READING TEXT
= = =

Nordic countries are bringing about an energy transition worth copying
Stroker Geyser, near Selfoss, Iceland

What can we learn from the Nordic low-carbon energy transition, given the new US leadership vacuum on climate change? A new study by Professor Benjamin Sovacool at the University of Sussex offers some important lessons.

Trump’s stance on climate change

The Trump administration’s ‘First energy plan’ criticises the ‘burdensome’ regulations on the energy industry and aims to eliminate ‘harmful and unnecessary policies such as the Climate Action Plan’, which was introduced by President Barack Obama.

It has also deleted all mentions of climate change and global warming from the White House website.

Given the American leadership vacuum on energy and climate change, national and local planners looking to bring about energy transitions will need to look elsewhere.

Efficient societies

Five Nordic countries – Denmark, Finland, Iceland, Norway and Sweden – could hold answers for how to make the transition to a more energy efficient society generating energy through renewables.

Denmark is renowned for its pioneering use of wind energy, Finland and Sweden bioenergy, Norway hydroelectricity and Iceland geothermal energy (main image). Each country aims to be virtually ‘fossil free’ by 2050.

About 83% of electricity generation in Nordic countries is low carbon, of which 63% comes entirely from renewable sources. The Nordic countries are also facilitating other low-carbon transitions across other sectors including heat, buildings, industry and transport.

Professor Sovacool’s study outlines broad lessons for how this transition could be replicated elsewhere and shows that, if you factor in the costs of air pollution, the energy transition pays for itself.

The bottom line

The total estimated cost of the Nordic energy transition is roughly $357 billion more than business as usual, which comes to a total of less than 1 percent of cumulative GDP between now and 2050.

Almost all of these costs will be offset by fuel savings. Even the external costs associated with the health impacts of air pollution alone in the Nordic countries (about $9 to $14 billion annually) are roughly equal to the additional investment needed to achieve a carbon neutral scenario.

Trade with Europe

Trade and interconnection with Europe play a role in allowing the Nordic countries to reach their carbon and energy targets.

= = =

EXERCISE SET
A) Answer these questions using the article on the Nordic energy transition:
(i) Which Nordic country is known for hydroelectricity?
(ii) About what share of electricity generation in the Nordic countries is low carbon?
(iii) What is the estimated annual external cost of the health impacts of air pollution in the Nordic countries?
B) Name every energy source that the article on the Nordic energy transition links to a particular Nordic country.
C) Carry on writing the article on the Nordic energy transition, starting right after its final sentence about trade and interconnection with Europe.

= = =

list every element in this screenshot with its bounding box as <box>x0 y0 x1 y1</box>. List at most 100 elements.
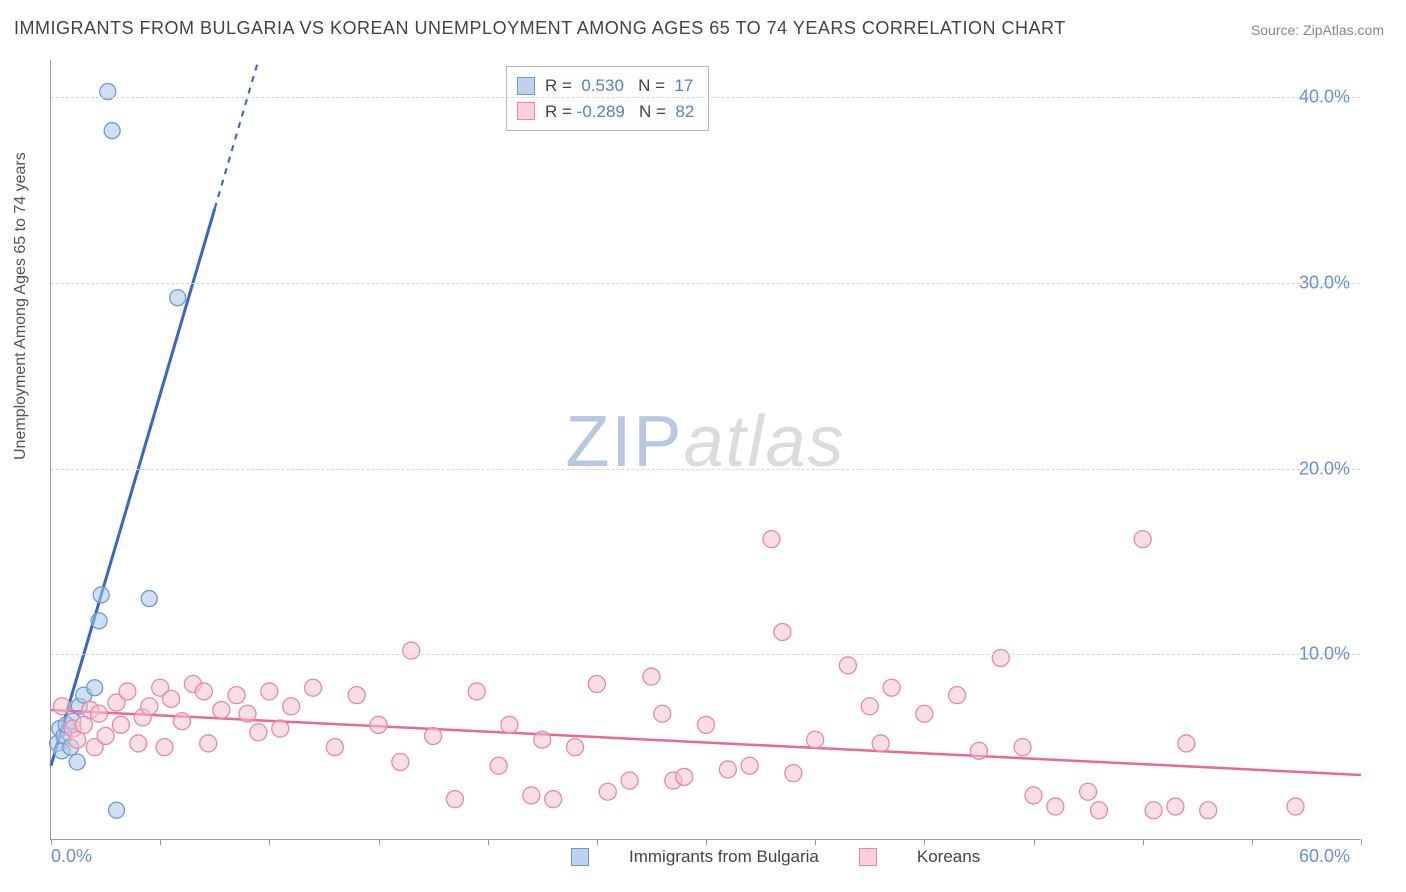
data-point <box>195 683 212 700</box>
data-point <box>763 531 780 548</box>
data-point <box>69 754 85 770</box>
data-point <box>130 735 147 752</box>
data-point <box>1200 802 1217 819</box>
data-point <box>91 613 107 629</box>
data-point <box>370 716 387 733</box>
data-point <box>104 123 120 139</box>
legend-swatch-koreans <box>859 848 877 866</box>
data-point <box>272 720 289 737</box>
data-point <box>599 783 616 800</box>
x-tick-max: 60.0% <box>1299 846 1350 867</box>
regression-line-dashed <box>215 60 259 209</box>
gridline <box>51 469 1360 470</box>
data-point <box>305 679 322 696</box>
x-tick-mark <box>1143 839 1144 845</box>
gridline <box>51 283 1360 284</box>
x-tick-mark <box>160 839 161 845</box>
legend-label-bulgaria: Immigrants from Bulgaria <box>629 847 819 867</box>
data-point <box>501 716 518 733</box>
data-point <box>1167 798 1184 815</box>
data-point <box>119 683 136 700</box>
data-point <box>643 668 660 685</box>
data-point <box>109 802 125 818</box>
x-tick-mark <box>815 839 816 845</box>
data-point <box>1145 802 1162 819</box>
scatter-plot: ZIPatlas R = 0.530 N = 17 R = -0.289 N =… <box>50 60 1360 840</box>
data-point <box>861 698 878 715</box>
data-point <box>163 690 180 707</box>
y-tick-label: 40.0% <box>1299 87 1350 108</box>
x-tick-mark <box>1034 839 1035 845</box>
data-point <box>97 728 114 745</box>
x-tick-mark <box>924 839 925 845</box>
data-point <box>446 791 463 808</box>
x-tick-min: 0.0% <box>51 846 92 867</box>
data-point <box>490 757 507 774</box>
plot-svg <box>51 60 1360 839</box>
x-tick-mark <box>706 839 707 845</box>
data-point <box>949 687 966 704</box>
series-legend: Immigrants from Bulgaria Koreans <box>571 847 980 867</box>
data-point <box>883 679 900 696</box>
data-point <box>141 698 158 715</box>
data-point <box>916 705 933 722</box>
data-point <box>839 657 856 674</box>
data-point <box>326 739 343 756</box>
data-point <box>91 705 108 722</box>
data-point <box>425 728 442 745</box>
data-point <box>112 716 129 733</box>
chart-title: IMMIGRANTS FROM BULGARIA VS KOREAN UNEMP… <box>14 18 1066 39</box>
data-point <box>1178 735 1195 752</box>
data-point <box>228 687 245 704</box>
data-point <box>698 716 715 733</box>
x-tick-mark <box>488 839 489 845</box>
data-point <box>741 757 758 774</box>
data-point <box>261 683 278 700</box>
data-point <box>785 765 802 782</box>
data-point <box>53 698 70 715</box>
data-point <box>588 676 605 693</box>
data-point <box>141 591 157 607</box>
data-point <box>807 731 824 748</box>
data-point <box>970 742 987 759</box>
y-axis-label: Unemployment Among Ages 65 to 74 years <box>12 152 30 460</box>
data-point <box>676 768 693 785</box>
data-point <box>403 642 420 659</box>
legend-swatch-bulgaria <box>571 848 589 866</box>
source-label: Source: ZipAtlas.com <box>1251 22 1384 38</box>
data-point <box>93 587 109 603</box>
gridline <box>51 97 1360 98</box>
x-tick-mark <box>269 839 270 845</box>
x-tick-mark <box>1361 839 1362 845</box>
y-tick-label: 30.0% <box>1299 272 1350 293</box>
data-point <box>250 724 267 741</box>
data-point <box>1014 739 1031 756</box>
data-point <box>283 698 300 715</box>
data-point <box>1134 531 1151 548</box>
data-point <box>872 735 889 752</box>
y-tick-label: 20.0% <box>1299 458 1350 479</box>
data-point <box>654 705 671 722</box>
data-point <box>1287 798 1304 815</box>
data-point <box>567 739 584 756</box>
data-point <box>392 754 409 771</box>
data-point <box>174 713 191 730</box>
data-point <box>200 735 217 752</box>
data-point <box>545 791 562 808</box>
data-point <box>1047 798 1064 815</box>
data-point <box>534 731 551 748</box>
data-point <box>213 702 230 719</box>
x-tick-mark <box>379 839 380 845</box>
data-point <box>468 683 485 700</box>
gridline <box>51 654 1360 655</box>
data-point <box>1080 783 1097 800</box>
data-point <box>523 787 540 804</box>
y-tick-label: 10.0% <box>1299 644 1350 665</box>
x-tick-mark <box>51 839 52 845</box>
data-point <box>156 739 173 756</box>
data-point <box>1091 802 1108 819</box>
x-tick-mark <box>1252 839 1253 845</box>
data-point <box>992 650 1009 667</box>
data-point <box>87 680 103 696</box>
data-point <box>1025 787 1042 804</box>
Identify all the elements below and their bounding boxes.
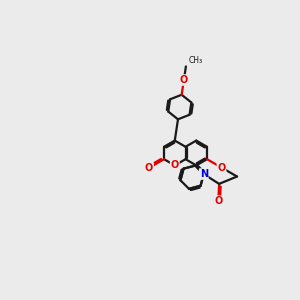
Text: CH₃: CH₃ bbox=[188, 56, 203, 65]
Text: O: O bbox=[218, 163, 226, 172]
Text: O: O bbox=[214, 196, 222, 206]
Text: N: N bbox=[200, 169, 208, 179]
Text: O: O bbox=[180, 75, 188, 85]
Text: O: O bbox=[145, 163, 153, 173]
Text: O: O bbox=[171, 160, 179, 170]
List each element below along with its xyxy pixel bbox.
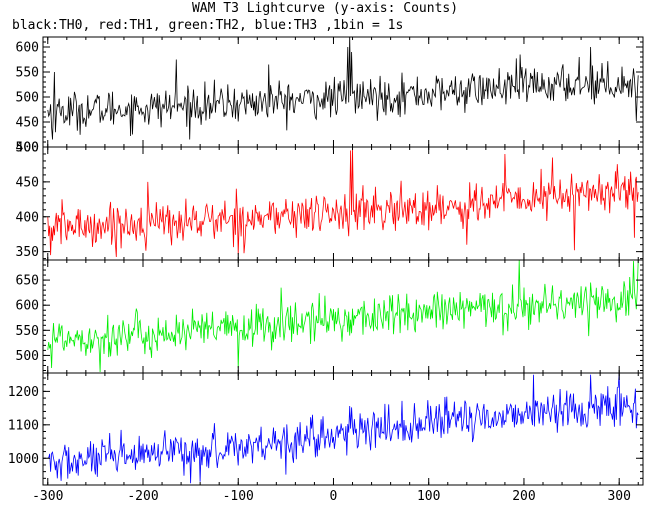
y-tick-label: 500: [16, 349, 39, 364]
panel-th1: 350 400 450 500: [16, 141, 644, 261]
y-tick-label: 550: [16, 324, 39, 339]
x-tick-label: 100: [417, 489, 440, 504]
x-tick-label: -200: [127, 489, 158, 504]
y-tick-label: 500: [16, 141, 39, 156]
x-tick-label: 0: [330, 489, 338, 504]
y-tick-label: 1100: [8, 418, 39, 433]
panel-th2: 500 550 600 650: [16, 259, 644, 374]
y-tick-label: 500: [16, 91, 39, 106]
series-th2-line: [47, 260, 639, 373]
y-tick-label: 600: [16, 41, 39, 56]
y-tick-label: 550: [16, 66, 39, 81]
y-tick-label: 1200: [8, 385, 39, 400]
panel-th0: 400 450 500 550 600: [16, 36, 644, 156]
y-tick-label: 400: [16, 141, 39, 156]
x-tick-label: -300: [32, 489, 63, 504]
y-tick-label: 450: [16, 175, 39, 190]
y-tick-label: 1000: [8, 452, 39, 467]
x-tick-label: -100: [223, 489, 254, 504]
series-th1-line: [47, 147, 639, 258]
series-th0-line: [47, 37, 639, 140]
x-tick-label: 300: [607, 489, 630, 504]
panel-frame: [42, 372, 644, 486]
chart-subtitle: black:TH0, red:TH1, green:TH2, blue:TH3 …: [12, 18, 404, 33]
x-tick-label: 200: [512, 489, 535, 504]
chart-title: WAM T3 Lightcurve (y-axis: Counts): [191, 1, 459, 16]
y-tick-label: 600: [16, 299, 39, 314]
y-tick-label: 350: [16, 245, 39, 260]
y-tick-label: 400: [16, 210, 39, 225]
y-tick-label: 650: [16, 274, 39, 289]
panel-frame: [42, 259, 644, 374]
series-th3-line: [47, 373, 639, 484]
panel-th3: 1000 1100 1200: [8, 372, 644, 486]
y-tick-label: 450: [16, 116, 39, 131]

= = =

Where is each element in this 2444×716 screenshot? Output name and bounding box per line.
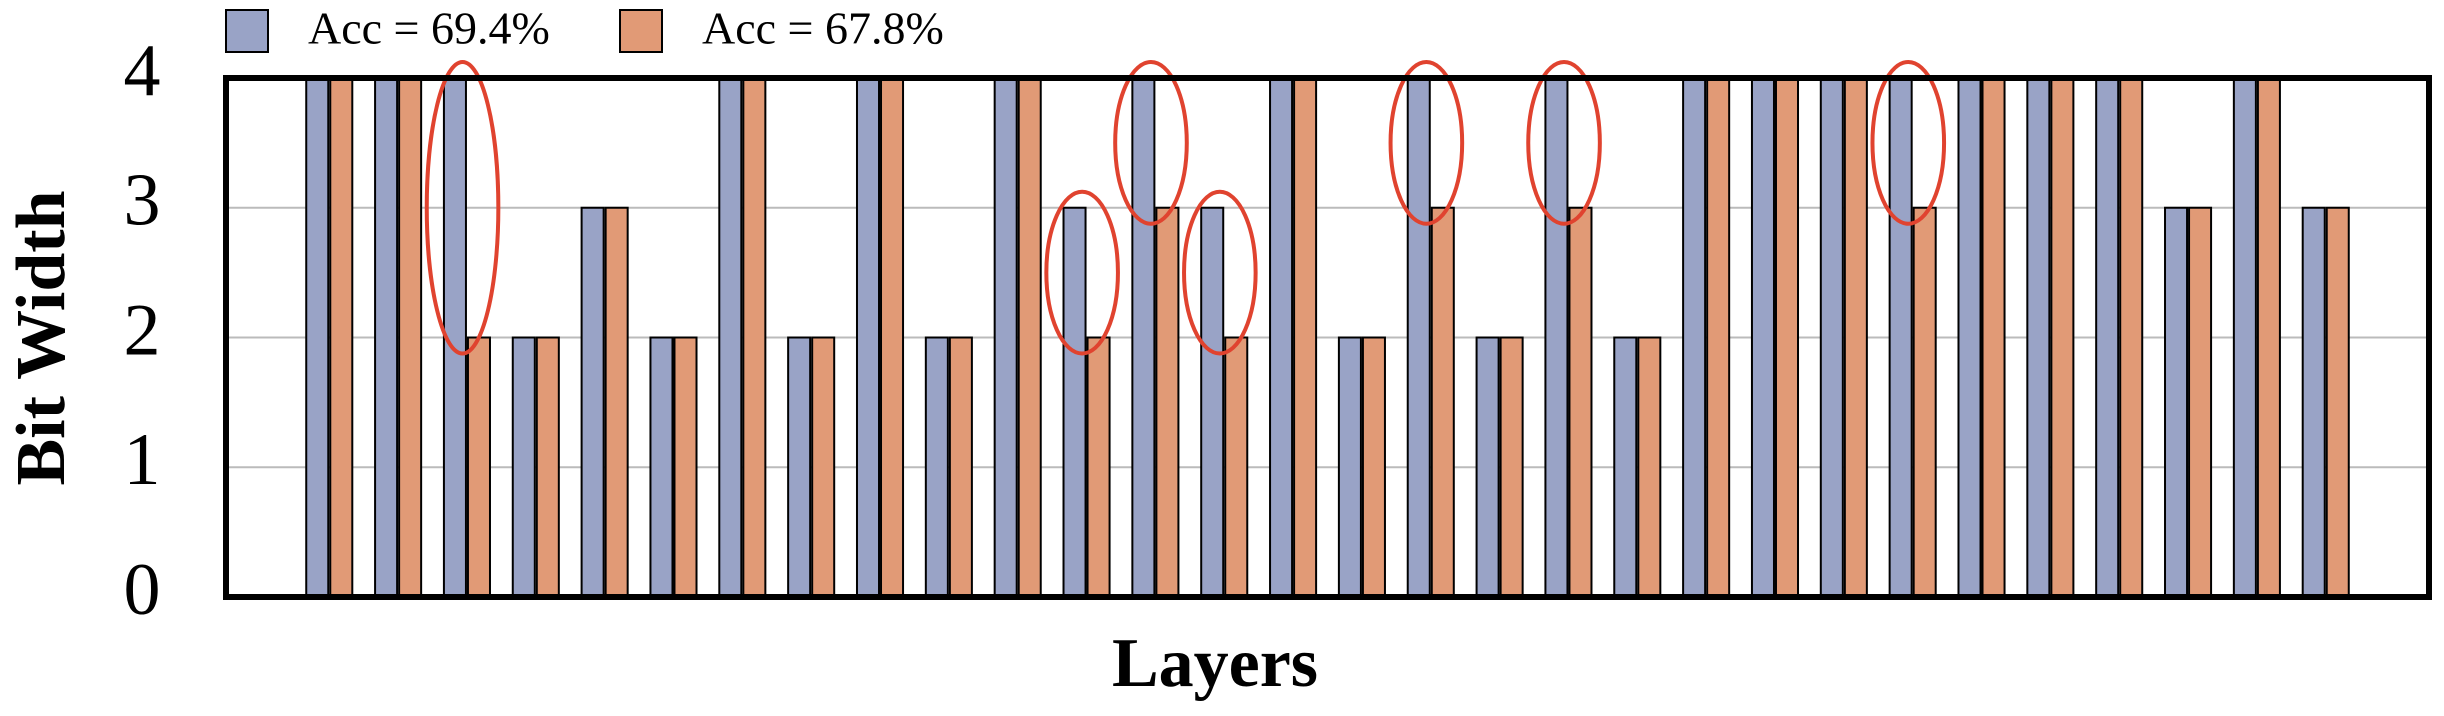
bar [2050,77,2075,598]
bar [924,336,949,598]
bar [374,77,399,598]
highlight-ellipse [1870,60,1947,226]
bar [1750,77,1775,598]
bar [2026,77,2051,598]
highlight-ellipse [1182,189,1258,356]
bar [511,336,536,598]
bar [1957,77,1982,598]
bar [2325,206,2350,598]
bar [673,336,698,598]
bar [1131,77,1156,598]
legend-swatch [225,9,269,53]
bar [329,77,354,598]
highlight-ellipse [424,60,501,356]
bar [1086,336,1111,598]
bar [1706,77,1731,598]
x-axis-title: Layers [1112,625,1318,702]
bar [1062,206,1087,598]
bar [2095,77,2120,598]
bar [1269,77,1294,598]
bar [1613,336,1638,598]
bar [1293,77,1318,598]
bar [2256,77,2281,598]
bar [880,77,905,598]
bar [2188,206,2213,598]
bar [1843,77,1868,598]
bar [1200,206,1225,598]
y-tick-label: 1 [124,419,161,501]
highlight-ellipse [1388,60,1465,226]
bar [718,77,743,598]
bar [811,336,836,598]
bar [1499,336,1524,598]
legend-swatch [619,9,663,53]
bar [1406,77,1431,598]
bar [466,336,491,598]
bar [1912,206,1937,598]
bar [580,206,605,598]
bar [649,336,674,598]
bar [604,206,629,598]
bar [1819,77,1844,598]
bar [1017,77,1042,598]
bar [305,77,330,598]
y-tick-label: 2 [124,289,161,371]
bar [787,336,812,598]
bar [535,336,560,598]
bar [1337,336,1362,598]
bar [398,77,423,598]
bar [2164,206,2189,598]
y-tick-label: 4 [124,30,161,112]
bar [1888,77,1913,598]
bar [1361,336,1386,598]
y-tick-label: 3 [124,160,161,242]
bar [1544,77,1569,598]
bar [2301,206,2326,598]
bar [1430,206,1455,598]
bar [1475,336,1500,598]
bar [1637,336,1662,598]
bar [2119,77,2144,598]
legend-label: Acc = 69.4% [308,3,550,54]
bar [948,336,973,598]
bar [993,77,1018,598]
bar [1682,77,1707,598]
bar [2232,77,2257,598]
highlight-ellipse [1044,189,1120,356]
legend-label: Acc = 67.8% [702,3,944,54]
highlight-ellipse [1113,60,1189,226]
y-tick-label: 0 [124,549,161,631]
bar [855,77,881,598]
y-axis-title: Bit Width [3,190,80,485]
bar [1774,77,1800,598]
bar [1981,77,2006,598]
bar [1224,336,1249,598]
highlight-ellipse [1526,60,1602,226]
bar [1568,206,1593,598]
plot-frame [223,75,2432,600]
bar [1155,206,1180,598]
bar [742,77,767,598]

= = =

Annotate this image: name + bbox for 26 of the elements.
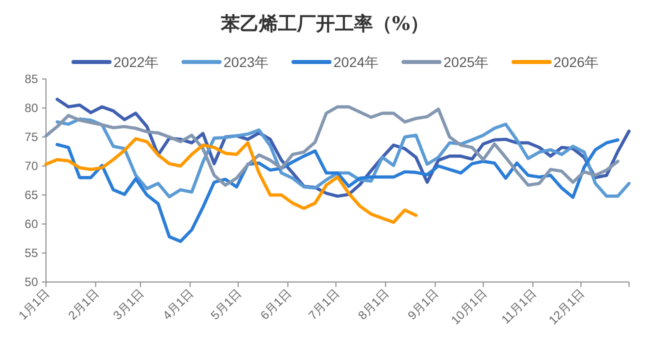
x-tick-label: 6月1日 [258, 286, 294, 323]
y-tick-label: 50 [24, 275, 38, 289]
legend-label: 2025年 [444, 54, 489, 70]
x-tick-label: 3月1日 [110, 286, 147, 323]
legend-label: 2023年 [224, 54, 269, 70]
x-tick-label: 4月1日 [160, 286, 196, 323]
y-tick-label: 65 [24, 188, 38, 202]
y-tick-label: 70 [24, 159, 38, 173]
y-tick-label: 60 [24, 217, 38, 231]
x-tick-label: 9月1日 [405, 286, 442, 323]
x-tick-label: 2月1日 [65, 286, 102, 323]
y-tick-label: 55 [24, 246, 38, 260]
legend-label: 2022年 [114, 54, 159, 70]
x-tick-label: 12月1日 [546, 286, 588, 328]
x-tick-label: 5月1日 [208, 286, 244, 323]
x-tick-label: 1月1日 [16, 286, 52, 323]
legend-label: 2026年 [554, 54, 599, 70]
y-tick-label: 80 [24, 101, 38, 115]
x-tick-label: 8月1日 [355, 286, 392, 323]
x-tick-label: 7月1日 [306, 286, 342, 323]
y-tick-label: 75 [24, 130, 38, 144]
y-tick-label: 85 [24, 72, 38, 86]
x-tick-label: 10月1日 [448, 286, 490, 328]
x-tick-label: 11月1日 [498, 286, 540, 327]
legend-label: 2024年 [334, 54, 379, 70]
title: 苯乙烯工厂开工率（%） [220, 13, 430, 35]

= = =

RESULTS FOR EACH TASK
A)
(i) Norway
(ii) About 83%
(iii) About $9 to $14 billion

B) Wind energy (Denmark), bioenergy (Finland and Sweden), hydroelectricity (Norway), geothermal energy (Iceland)

C)
Nordic electricity trade must expand considerably, underscoring the need for paralleled, coordinated grid development and interconnections with Great Britain, the Netherlands, Germany, Poland, Lithuania, Latvia and Estonia.

30-40 years to shift

Even for the Nordic countries, which are relatively wealthy, small and committed, the transition will take at least three to four more decades. Its success rests upon a number of compelling technological contingencies or breakthroughs, each of which will take time.

A few such breakthroughs include a continued phase out of nuclear power; a rapid ramping up of onshore and offshore wind energy; a spectacular diffusion of electric vehicles; a massive increase in bioenergy production and the commercialisation of industrial-scale carbon capture and storage.

On top of this, households and consumers must learn to adopt better energy management systems and industrial planners must come to install newer cement kilns, electric arc furnaces and feedstock switching for chemicals, petrochemicals and paper and pulping.

Potential obstacles

All the Nordic countries are endowed with plentiful fossil fuels that they can export to generate revenue that they funnel back into domestic decarbonisation process, coupled with a history of strong energy and climate planning and high fuel and electricity prices.

While the Nordic low-carbon transition has generally been successful and has benefited most within its society, the paper also identifies losers in the transition, including those set to lose their jobs as fossil fuels are displaced.

Other potential obstacles to be overcome are a lack of understanding among some citizens about energy and climate topics, and the outsourcing of embodied carbon emissions overseas.